**RECORD EXCERPTS**
---------------
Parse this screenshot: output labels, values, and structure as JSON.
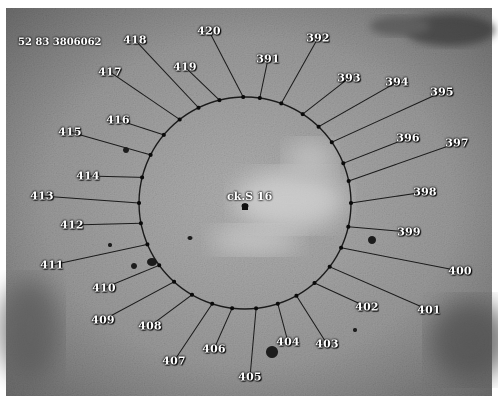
{
  "image_id": "52 83 3806062",
  "center_label": "ck.S 16",
  "colors": {
    "background": "#8f8f8f",
    "border": "#ffffff",
    "circle": "#1a1a1a",
    "marker": "#0a0a0a",
    "label_text": "#ffffff"
  },
  "locations": [
    {
      "label": "391"
    },
    {
      "label": "392"
    },
    {
      "label": "393"
    },
    {
      "label": "394"
    },
    {
      "label": "395"
    },
    {
      "label": "396"
    },
    {
      "label": "397"
    },
    {
      "label": "398"
    },
    {
      "label": "399"
    },
    {
      "label": "400"
    },
    {
      "label": "401"
    },
    {
      "label": "402"
    },
    {
      "label": "403"
    },
    {
      "label": "404"
    },
    {
      "label": "405"
    },
    {
      "label": "406"
    },
    {
      "label": "407"
    },
    {
      "label": "408"
    },
    {
      "label": "409"
    },
    {
      "label": "410"
    },
    {
      "label": "411"
    },
    {
      "label": "412"
    },
    {
      "label": "413"
    },
    {
      "label": "414"
    },
    {
      "label": "415"
    },
    {
      "label": "416"
    },
    {
      "label": "417"
    },
    {
      "label": "418"
    },
    {
      "label": "419"
    },
    {
      "label": "420"
    }
  ]
}
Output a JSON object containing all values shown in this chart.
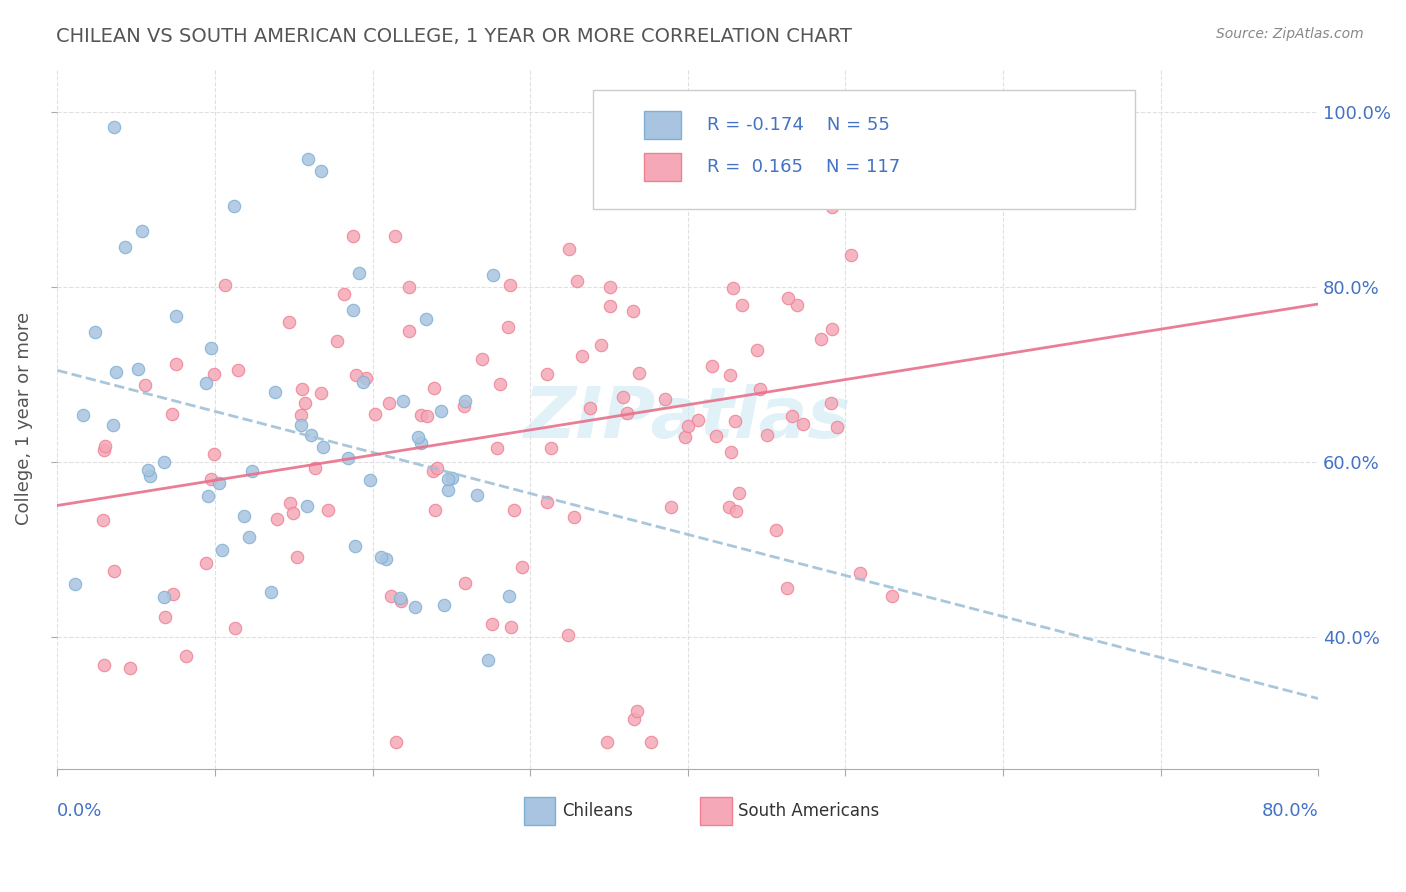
{
  "title": "CHILEAN VS SOUTH AMERICAN COLLEGE, 1 YEAR OR MORE CORRELATION CHART",
  "source": "Source: ZipAtlas.com",
  "ylabel": "College, 1 year or more",
  "xlim": [
    0.0,
    0.8
  ],
  "ylim": [
    0.25,
    1.05
  ],
  "yticks": [
    0.4,
    0.6,
    0.8,
    1.0
  ],
  "ytick_labels": [
    "40.0%",
    "60.0%",
    "80.0%",
    "100.0%"
  ],
  "color_chilean": "#a8c4e0",
  "color_sa": "#f4a8b8",
  "edge_color_chilean": "#7eb0d4",
  "edge_color_sa": "#f08090",
  "line_color_chilean": "#a0c0d8",
  "line_color_sa": "#e8708a",
  "watermark": "ZIPatlas",
  "bg_color": "#ffffff",
  "grid_color": "#e0e0e0",
  "text_color_blue": "#4472c4",
  "title_color": "#555555",
  "source_color": "#888888"
}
---------------
**GIVEN PROBLEM**
Your task is an exact transcription of all the data, minus the pictures.

**EXERCISE SOLUTION**
Parse this screenshot: output labels, values, and structure as JSON.
{
  "image_id": "52 83 3806062",
  "center_label": "ck.S 16",
  "colors": {
    "background": "#8f8f8f",
    "border": "#ffffff",
    "circle": "#1a1a1a",
    "marker": "#0a0a0a",
    "label_text": "#ffffff"
  },
  "locations": [
    {
      "label": "391"
    },
    {
      "label": "392"
    },
    {
      "label": "393"
    },
    {
      "label": "394"
    },
    {
      "label": "395"
    },
    {
      "label": "396"
    },
    {
      "label": "397"
    },
    {
      "label": "398"
    },
    {
      "label": "399"
    },
    {
      "label": "400"
    },
    {
      "label": "401"
    },
    {
      "label": "402"
    },
    {
      "label": "403"
    },
    {
      "label": "404"
    },
    {
      "label": "405"
    },
    {
      "label": "406"
    },
    {
      "label": "407"
    },
    {
      "label": "408"
    },
    {
      "label": "409"
    },
    {
      "label": "410"
    },
    {
      "label": "411"
    },
    {
      "label": "412"
    },
    {
      "label": "413"
    },
    {
      "label": "414"
    },
    {
      "label": "415"
    },
    {
      "label": "416"
    },
    {
      "label": "417"
    },
    {
      "label": "418"
    },
    {
      "label": "419"
    },
    {
      "label": "420"
    }
  ]
}
Output a JSON object containing all values shown in this chart.
{
  "title": "CHILEAN VS SOUTH AMERICAN COLLEGE, 1 YEAR OR MORE CORRELATION CHART",
  "source": "Source: ZipAtlas.com",
  "ylabel": "College, 1 year or more",
  "xlim": [
    0.0,
    0.8
  ],
  "ylim": [
    0.25,
    1.05
  ],
  "yticks": [
    0.4,
    0.6,
    0.8,
    1.0
  ],
  "ytick_labels": [
    "40.0%",
    "60.0%",
    "80.0%",
    "100.0%"
  ],
  "color_chilean": "#a8c4e0",
  "color_sa": "#f4a8b8",
  "edge_color_chilean": "#7eb0d4",
  "edge_color_sa": "#f08090",
  "line_color_chilean": "#a0c0d8",
  "line_color_sa": "#e8708a",
  "watermark": "ZIPatlas",
  "bg_color": "#ffffff",
  "grid_color": "#e0e0e0",
  "text_color_blue": "#4472c4",
  "title_color": "#555555",
  "source_color": "#888888"
}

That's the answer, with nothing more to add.